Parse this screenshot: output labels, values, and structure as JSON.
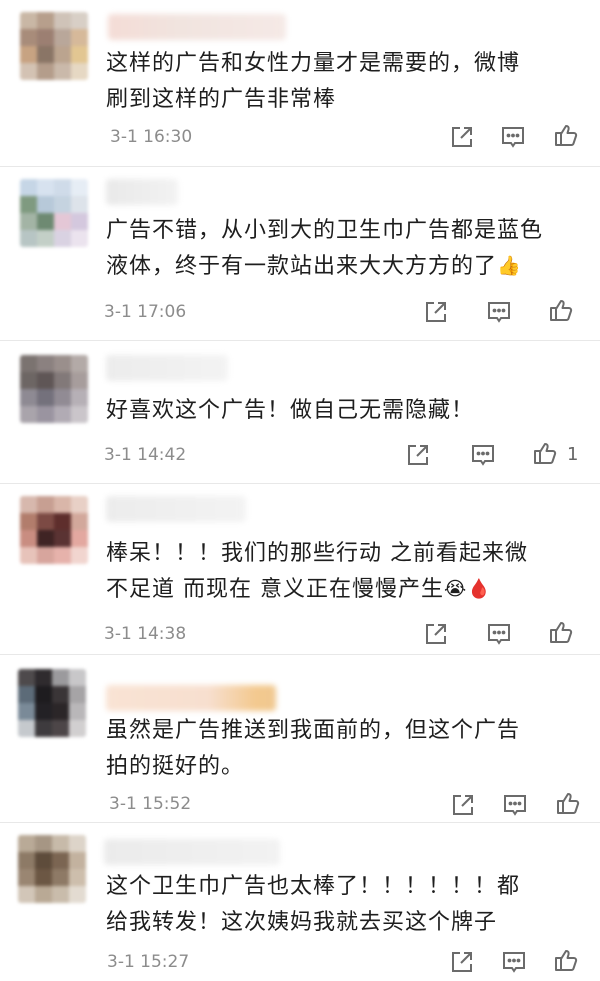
{
  "comments": [
    {
      "text_lines": [
        "这样的广告和女性力量才是需要的，微博",
        "刷到这样的广告非常棒"
      ],
      "time": "3-1 16:30",
      "like_count": ""
    },
    {
      "text_lines": [
        "广告不错，从小到大的卫生巾广告都是蓝色",
        "液体，终于有一款站出来大大方方的了"
      ],
      "trailing_emoji": "👍",
      "time": "3-1 17:06",
      "like_count": ""
    },
    {
      "text_lines": [
        "好喜欢这个广告！做自己无需隐藏！"
      ],
      "time": "3-1 14:42",
      "like_count": "1"
    },
    {
      "text_lines": [
        "棒呆！！！我们的那些行动 之前看起来微",
        "不足道 而现在 意义正在慢慢产生"
      ],
      "trailing_emoji": "😭",
      "trailing_emoji_2": "🩸",
      "time": "3-1 14:38",
      "like_count": ""
    },
    {
      "text_lines": [
        "虽然是广告推送到我面前的，但这个广告",
        "拍的挺好的。"
      ],
      "time": "3-1 15:52",
      "like_count": ""
    },
    {
      "text_lines": [
        "这个卫生巾广告也太棒了！！！！！！都",
        "给我转发！这次姨妈我就去买这个牌子"
      ],
      "time": "3-1 15:27",
      "like_count": ""
    }
  ],
  "icons": {
    "share": "share-icon",
    "comment": "comment-icon",
    "like": "like-icon"
  },
  "colors": {
    "text": "#1e1e1e",
    "meta": "#8c8c8c",
    "icon": "#6b6b6b",
    "divider": "#e8e8e8"
  }
}
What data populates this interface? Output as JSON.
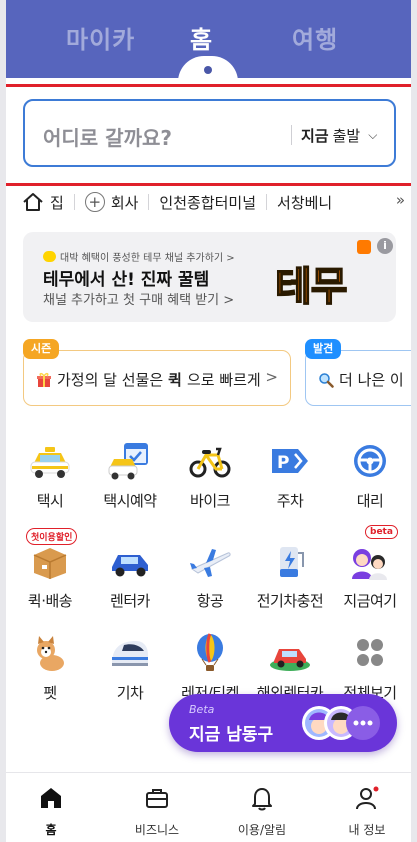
{
  "header": {
    "tabs": [
      {
        "label": "마이카"
      },
      {
        "label": "홈"
      },
      {
        "label": "여행"
      }
    ],
    "active_tab": "홈",
    "bg_color": "#5765bd"
  },
  "search": {
    "placeholder": "어디로 갈까요?",
    "time_now": "지금",
    "time_depart": "출발"
  },
  "shortcuts": {
    "items": [
      {
        "label": "집"
      },
      {
        "label": "회사"
      },
      {
        "label": "인천종합터미널"
      },
      {
        "label": "서창베니"
      }
    ],
    "more": "»"
  },
  "banner": {
    "small": "대박 혜택이 풍성한 테무 채널 추가하기 >",
    "title": "테무에서 산! 진짜 꿀템",
    "subtitle": "채널 추가하고 첫 구매 혜택 받기 >",
    "brand": "테무",
    "info": "i"
  },
  "promos": [
    {
      "tag": "시즌",
      "text_pre": "가정의 달 선물은 ",
      "text_bold": "퀵",
      "text_post": "으로 빠르게",
      "chevron": ">"
    },
    {
      "tag": "발견",
      "text": "더 나은 이"
    }
  ],
  "services": [
    {
      "label": "택시"
    },
    {
      "label": "택시예약"
    },
    {
      "label": "바이크"
    },
    {
      "label": "주차"
    },
    {
      "label": "대리"
    },
    {
      "label": "퀵·배송",
      "badge": "첫이용할인"
    },
    {
      "label": "렌터카"
    },
    {
      "label": "항공"
    },
    {
      "label": "전기차충전"
    },
    {
      "label": "지금여기",
      "badge": "beta"
    },
    {
      "label": "펫"
    },
    {
      "label": "기차"
    },
    {
      "label": "레저/티켓"
    },
    {
      "label": "해외렌터카"
    },
    {
      "label": "전체보기"
    }
  ],
  "fab": {
    "beta": "Beta",
    "text": "지금 남동구"
  },
  "bottom_nav": [
    {
      "label": "홈",
      "icon": "home-icon"
    },
    {
      "label": "비즈니스",
      "icon": "briefcase-icon"
    },
    {
      "label": "이용/알림",
      "icon": "bell-icon"
    },
    {
      "label": "내 정보",
      "icon": "person-icon"
    }
  ],
  "colors": {
    "accent": "#3d7bd6",
    "red_line": "#e0202a",
    "fab": "#6a35d9"
  }
}
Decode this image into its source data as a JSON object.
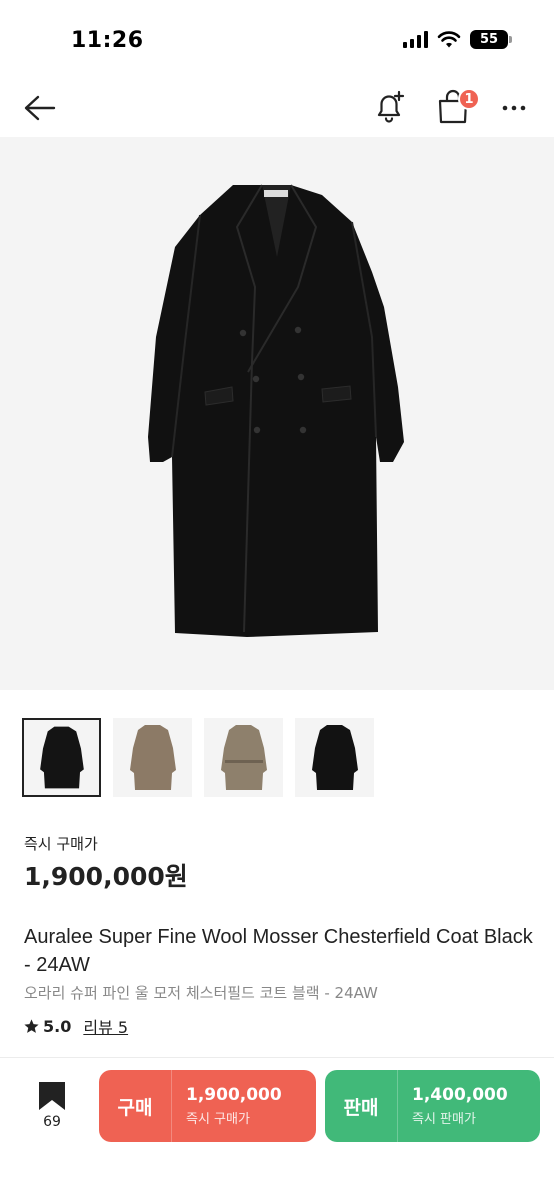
{
  "status_bar": {
    "time": "11:26",
    "battery": "55"
  },
  "nav": {
    "back_icon": "arrow-left-icon",
    "bell_icon": "bell-plus-icon",
    "bag_icon": "shopping-bag-icon",
    "bag_badge": "1",
    "more_icon": "more-horizontal-icon"
  },
  "product": {
    "image_icon": "black-coat-image",
    "thumbnails": [
      {
        "name": "black coat",
        "color": "#141414",
        "selected": true
      },
      {
        "name": "taupe coat",
        "color": "#8c7a66",
        "selected": false
      },
      {
        "name": "taupe belted coat",
        "color": "#8e806c",
        "selected": false
      },
      {
        "name": "black belted coat",
        "color": "#121212",
        "selected": false
      }
    ],
    "instant_label": "즉시 구매가",
    "price": "1,900,000원",
    "title_en": "Auralee Super Fine Wool Mosser Chesterfield Coat Black - 24AW",
    "title_ko": "오라리 슈퍼 파인 울 모저 체스터필드 코트 블랙 - 24AW",
    "rating": "5.0",
    "review_label": "리뷰 5"
  },
  "bottom_bar": {
    "bookmark_count": "69",
    "buy": {
      "label": "구매",
      "price": "1,900,000",
      "sub": "즉시 구매가"
    },
    "sell": {
      "label": "판매",
      "price": "1,400,000",
      "sub": "즉시 판매가"
    }
  },
  "colors": {
    "buy": "#ef6253",
    "sell": "#41b979",
    "badge": "#ef6253"
  }
}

- To be done
Restate the full listing verbatim and drop every picture.

- Exercise answer
Parse this screenshot: output labels, values, and structure as JSON.
{
  "comments": [
    {
      "text_lines": [
        "这样的广告和女性力量才是需要的，微博",
        "刷到这样的广告非常棒"
      ],
      "time": "3-1 16:30",
      "like_count": ""
    },
    {
      "text_lines": [
        "广告不错，从小到大的卫生巾广告都是蓝色",
        "液体，终于有一款站出来大大方方的了"
      ],
      "trailing_emoji": "👍",
      "time": "3-1 17:06",
      "like_count": ""
    },
    {
      "text_lines": [
        "好喜欢这个广告！做自己无需隐藏！"
      ],
      "time": "3-1 14:42",
      "like_count": "1"
    },
    {
      "text_lines": [
        "棒呆！！！我们的那些行动 之前看起来微",
        "不足道 而现在 意义正在慢慢产生"
      ],
      "trailing_emoji": "😭",
      "trailing_emoji_2": "🩸",
      "time": "3-1 14:38",
      "like_count": ""
    },
    {
      "text_lines": [
        "虽然是广告推送到我面前的，但这个广告",
        "拍的挺好的。"
      ],
      "time": "3-1 15:52",
      "like_count": ""
    },
    {
      "text_lines": [
        "这个卫生巾广告也太棒了！！！！！！都",
        "给我转发！这次姨妈我就去买这个牌子"
      ],
      "time": "3-1 15:27",
      "like_count": ""
    }
  ],
  "icons": {
    "share": "share-icon",
    "comment": "comment-icon",
    "like": "like-icon"
  },
  "colors": {
    "text": "#1e1e1e",
    "meta": "#8c8c8c",
    "icon": "#6b6b6b",
    "divider": "#e8e8e8"
  }
}
What data populates this interface? Output as JSON.
{
  "header": {
    "tabs": [
      {
        "label": "마이카"
      },
      {
        "label": "홈"
      },
      {
        "label": "여행"
      }
    ],
    "active_tab": "홈",
    "bg_color": "#5765bd"
  },
  "search": {
    "placeholder": "어디로 갈까요?",
    "time_now": "지금",
    "time_depart": "출발"
  },
  "shortcuts": {
    "items": [
      {
        "label": "집"
      },
      {
        "label": "회사"
      },
      {
        "label": "인천종합터미널"
      },
      {
        "label": "서창베니"
      }
    ],
    "more": "»"
  },
  "banner": {
    "small": "대박 혜택이 풍성한 테무 채널 추가하기 >",
    "title": "테무에서 산! 진짜 꿀템",
    "subtitle": "채널 추가하고 첫 구매 혜택 받기 >",
    "brand": "테무",
    "info": "i"
  },
  "promos": [
    {
      "tag": "시즌",
      "text_pre": "가정의 달 선물은 ",
      "text_bold": "퀵",
      "text_post": "으로 빠르게",
      "chevron": ">"
    },
    {
      "tag": "발견",
      "text": "더 나은 이"
    }
  ],
  "services": [
    {
      "label": "택시"
    },
    {
      "label": "택시예약"
    },
    {
      "label": "바이크"
    },
    {
      "label": "주차"
    },
    {
      "label": "대리"
    },
    {
      "label": "퀵·배송",
      "badge": "첫이용할인"
    },
    {
      "label": "렌터카"
    },
    {
      "label": "항공"
    },
    {
      "label": "전기차충전"
    },
    {
      "label": "지금여기",
      "badge": "beta"
    },
    {
      "label": "펫"
    },
    {
      "label": "기차"
    },
    {
      "label": "레저/티켓"
    },
    {
      "label": "해외렌터카"
    },
    {
      "label": "전체보기"
    }
  ],
  "fab": {
    "beta": "Beta",
    "text": "지금 남동구"
  },
  "bottom_nav": [
    {
      "label": "홈",
      "icon": "home-icon"
    },
    {
      "label": "비즈니스",
      "icon": "briefcase-icon"
    },
    {
      "label": "이용/알림",
      "icon": "bell-icon"
    },
    {
      "label": "내 정보",
      "icon": "person-icon"
    }
  ],
  "colors": {
    "accent": "#3d7bd6",
    "red_line": "#e0202a",
    "fab": "#6a35d9"
  }
}
Decode this image into its source data as a JSON object.
{
  "status_bar": {
    "time": "11:26",
    "battery": "55"
  },
  "nav": {
    "back_icon": "arrow-left-icon",
    "bell_icon": "bell-plus-icon",
    "bag_icon": "shopping-bag-icon",
    "bag_badge": "1",
    "more_icon": "more-horizontal-icon"
  },
  "product": {
    "image_icon": "black-coat-image",
    "thumbnails": [
      {
        "name": "black coat",
        "color": "#141414",
        "selected": true
      },
      {
        "name": "taupe coat",
        "color": "#8c7a66",
        "selected": false
      },
      {
        "name": "taupe belted coat",
        "color": "#8e806c",
        "selected": false
      },
      {
        "name": "black belted coat",
        "color": "#121212",
        "selected": false
      }
    ],
    "instant_label": "즉시 구매가",
    "price": "1,900,000원",
    "title_en": "Auralee Super Fine Wool Mosser Chesterfield Coat Black - 24AW",
    "title_ko": "오라리 슈퍼 파인 울 모저 체스터필드 코트 블랙 - 24AW",
    "rating": "5.0",
    "review_label": "리뷰 5"
  },
  "bottom_bar": {
    "bookmark_count": "69",
    "buy": {
      "label": "구매",
      "price": "1,900,000",
      "sub": "즉시 구매가"
    },
    "sell": {
      "label": "판매",
      "price": "1,400,000",
      "sub": "즉시 판매가"
    }
  },
  "colors": {
    "buy": "#ef6253",
    "sell": "#41b979",
    "badge": "#ef6253"
  }
}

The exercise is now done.